# What you need to do
Below are some records. Pull every line that contains the word "name".

[Records excerpted from a collection]
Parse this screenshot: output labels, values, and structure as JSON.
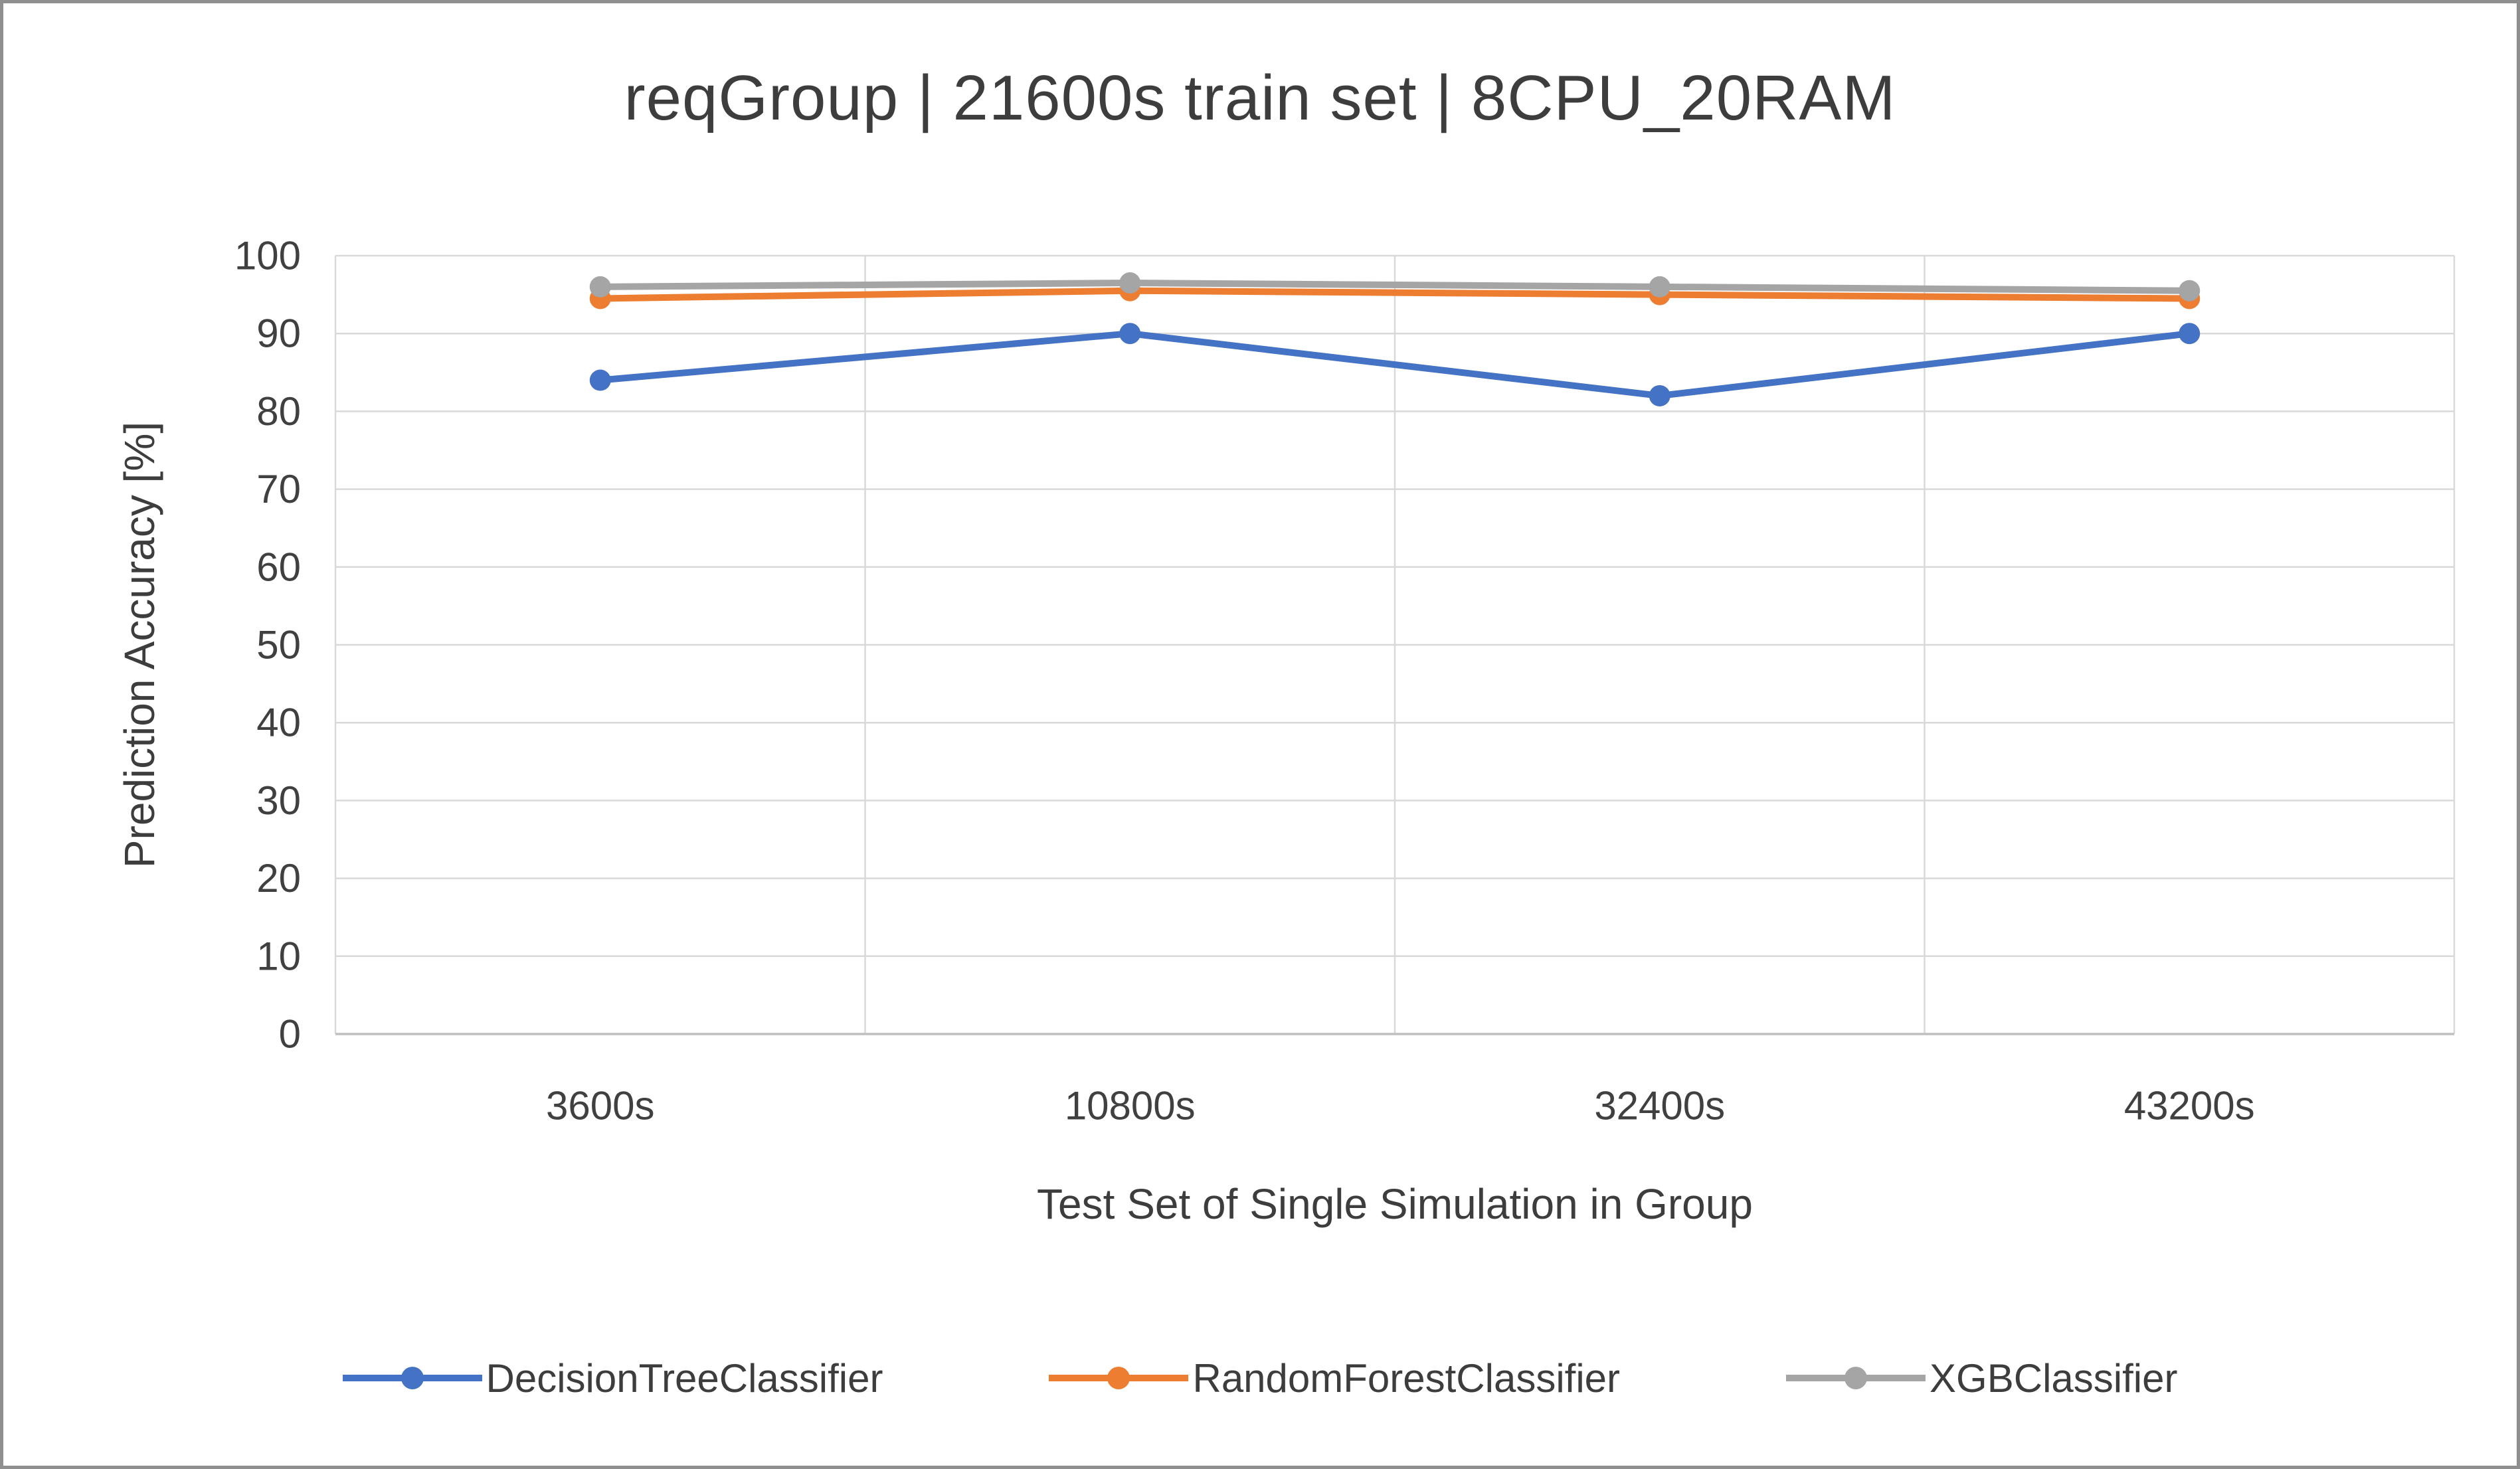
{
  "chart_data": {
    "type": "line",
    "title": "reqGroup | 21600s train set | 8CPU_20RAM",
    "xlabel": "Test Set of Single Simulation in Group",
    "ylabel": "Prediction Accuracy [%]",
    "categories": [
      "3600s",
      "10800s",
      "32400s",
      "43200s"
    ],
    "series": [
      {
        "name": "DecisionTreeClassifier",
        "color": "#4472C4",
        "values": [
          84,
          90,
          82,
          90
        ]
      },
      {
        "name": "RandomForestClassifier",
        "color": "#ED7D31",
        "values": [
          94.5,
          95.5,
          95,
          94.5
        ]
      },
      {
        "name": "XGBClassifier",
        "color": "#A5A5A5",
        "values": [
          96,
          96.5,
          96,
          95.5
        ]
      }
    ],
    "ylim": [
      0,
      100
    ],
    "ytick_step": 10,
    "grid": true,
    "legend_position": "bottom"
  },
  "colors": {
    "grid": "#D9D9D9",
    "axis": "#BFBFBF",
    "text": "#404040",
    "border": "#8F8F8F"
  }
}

# Result below
        "name": "DecisionTreeClassifier",
        "name": "RandomForestClassifier",
        "name": "XGBClassifier",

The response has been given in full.